* Work required
Copy out all lines in the data below containing the string "máximo".

* Recorded information
____________
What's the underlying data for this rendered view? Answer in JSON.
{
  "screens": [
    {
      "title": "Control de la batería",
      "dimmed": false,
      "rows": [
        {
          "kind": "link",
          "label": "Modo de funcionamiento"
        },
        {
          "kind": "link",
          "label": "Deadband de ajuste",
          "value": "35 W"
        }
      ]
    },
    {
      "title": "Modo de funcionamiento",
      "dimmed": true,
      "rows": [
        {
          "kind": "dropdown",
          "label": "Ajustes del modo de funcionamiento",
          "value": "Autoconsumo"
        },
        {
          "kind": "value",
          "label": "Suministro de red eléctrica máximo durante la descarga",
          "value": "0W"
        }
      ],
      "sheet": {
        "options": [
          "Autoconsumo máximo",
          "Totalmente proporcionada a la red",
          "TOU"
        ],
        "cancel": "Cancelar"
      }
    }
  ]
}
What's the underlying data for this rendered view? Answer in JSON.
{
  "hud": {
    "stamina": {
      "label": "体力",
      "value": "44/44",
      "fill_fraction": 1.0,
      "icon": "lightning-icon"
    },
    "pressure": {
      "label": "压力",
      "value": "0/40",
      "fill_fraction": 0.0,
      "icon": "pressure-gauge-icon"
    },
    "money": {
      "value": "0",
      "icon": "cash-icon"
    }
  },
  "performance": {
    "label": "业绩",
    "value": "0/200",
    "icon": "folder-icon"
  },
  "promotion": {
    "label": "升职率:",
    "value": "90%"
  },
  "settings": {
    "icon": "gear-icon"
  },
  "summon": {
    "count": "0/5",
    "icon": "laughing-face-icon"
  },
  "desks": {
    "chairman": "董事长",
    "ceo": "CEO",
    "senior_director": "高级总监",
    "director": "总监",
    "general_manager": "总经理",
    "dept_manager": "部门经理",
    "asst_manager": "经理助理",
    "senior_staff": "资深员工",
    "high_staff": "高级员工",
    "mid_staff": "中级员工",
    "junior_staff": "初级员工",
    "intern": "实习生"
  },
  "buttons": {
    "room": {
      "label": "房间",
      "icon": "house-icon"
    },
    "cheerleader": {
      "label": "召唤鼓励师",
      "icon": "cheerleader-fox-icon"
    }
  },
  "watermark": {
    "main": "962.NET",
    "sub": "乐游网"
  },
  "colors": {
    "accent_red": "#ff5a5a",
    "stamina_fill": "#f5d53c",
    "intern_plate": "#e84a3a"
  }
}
____________
* Solution below
          "label": "Suministro de red eléctrica máximo durante la descarga",
          "Autoconsumo máximo",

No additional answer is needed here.